Instructions to follow:
Report the number of lines that include "ylabel", with no additional text.

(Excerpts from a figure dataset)

* * *

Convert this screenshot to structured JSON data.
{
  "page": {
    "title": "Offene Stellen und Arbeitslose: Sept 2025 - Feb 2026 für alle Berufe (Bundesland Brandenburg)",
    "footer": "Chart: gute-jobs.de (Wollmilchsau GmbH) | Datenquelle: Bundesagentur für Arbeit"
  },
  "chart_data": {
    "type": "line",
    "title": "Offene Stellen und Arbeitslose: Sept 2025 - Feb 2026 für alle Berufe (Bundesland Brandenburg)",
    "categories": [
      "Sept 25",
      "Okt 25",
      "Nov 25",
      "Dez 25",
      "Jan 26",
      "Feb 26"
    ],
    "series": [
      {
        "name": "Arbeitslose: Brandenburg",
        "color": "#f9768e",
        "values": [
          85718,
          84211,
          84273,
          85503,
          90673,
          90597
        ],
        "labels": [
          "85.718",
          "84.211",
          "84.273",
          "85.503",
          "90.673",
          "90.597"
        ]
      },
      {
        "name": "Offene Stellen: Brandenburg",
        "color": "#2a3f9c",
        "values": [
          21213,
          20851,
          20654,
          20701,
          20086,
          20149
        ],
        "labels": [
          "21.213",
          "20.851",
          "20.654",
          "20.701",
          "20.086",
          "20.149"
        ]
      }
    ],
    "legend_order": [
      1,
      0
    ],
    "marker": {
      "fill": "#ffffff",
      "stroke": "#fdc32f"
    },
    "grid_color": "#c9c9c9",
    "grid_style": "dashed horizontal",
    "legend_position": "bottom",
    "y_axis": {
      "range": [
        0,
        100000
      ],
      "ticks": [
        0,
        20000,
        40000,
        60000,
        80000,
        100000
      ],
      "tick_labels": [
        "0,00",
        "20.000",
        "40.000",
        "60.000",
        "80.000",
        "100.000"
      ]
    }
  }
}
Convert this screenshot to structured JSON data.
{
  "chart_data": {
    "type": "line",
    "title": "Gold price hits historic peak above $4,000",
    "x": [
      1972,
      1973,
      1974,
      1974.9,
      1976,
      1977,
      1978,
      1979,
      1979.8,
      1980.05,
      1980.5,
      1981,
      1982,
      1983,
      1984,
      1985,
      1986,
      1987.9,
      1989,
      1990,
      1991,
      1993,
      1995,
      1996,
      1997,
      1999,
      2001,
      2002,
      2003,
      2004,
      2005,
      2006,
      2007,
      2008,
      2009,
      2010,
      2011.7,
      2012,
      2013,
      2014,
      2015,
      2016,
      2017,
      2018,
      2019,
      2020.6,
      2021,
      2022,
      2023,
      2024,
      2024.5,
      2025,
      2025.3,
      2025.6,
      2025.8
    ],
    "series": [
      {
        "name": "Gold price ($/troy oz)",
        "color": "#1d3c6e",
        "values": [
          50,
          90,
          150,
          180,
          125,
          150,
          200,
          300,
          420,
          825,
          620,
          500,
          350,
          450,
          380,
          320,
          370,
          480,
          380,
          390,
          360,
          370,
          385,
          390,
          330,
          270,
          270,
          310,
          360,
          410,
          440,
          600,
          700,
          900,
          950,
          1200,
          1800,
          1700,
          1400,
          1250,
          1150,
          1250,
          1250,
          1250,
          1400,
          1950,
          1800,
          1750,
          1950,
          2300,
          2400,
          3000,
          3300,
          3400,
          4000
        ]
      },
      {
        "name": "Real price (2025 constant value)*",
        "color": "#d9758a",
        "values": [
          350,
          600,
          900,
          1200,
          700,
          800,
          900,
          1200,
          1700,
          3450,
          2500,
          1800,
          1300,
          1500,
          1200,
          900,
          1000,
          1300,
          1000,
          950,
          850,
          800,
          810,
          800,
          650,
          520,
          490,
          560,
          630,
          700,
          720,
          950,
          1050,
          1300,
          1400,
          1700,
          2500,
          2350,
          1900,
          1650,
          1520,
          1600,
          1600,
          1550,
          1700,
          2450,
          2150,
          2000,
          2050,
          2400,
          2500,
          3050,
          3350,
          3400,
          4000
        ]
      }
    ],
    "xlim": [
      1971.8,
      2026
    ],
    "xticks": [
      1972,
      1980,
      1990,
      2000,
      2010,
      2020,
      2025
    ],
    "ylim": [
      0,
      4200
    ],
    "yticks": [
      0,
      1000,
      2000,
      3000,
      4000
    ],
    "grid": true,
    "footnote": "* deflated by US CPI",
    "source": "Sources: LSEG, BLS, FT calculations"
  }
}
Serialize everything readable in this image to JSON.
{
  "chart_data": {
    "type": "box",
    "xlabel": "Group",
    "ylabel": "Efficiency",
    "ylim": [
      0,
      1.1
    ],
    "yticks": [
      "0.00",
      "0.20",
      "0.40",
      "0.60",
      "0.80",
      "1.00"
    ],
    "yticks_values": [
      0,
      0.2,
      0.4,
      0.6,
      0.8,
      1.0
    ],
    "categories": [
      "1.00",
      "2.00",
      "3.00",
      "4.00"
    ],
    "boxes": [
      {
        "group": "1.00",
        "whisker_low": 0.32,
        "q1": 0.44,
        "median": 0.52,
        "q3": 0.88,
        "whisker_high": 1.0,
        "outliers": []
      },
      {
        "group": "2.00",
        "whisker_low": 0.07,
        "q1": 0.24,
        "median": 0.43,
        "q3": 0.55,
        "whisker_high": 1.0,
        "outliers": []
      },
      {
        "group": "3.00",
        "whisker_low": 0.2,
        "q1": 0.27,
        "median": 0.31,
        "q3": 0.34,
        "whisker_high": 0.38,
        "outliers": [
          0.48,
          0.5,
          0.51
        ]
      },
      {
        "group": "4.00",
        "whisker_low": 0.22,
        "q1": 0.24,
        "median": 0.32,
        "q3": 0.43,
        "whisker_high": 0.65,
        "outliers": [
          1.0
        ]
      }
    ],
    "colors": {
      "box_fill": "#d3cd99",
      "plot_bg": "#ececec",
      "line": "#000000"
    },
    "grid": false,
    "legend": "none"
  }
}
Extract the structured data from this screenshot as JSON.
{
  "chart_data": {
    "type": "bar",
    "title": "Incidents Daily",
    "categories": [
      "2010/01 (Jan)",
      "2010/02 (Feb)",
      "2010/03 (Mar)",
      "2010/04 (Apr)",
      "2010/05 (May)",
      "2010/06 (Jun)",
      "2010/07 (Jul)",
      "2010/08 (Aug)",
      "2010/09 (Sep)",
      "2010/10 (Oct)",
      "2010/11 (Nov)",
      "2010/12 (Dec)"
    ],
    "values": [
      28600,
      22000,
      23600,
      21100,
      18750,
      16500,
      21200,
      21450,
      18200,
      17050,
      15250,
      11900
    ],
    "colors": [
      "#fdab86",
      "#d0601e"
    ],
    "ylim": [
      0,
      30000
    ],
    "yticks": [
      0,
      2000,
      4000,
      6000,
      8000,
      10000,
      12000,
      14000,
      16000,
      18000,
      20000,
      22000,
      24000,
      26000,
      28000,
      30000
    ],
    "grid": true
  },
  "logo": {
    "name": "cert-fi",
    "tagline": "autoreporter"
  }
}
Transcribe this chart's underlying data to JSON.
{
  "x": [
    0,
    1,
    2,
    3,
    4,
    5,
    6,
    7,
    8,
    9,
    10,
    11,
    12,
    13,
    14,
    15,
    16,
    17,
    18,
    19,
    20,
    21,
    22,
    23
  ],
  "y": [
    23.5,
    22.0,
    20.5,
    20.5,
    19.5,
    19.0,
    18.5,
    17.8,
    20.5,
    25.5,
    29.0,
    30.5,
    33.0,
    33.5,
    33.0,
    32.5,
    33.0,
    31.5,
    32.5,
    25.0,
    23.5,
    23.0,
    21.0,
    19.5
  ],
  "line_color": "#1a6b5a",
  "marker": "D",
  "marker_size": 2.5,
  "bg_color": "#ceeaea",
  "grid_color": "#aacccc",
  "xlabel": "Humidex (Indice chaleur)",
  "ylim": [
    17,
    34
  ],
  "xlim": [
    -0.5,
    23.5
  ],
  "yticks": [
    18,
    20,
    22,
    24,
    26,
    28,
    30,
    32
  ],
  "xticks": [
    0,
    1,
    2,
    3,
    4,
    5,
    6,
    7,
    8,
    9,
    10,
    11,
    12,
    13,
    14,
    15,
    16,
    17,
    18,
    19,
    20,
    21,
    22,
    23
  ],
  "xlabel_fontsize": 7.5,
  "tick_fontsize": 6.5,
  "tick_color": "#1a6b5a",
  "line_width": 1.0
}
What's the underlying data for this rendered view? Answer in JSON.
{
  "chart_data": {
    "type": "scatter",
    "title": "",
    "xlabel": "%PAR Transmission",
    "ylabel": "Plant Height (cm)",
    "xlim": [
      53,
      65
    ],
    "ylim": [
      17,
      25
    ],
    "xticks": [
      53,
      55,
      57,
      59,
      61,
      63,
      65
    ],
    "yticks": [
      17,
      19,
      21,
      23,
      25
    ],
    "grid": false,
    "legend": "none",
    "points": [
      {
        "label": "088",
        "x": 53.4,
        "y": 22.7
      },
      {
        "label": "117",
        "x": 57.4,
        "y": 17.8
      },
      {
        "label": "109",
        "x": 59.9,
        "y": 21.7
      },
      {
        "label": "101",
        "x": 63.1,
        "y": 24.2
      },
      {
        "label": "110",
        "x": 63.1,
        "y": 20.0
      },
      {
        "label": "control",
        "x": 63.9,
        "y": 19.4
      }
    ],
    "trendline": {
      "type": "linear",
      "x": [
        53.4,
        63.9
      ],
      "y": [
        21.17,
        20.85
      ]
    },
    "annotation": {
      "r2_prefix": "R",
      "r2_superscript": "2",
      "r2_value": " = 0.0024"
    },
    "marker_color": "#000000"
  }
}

* * *

In response:
2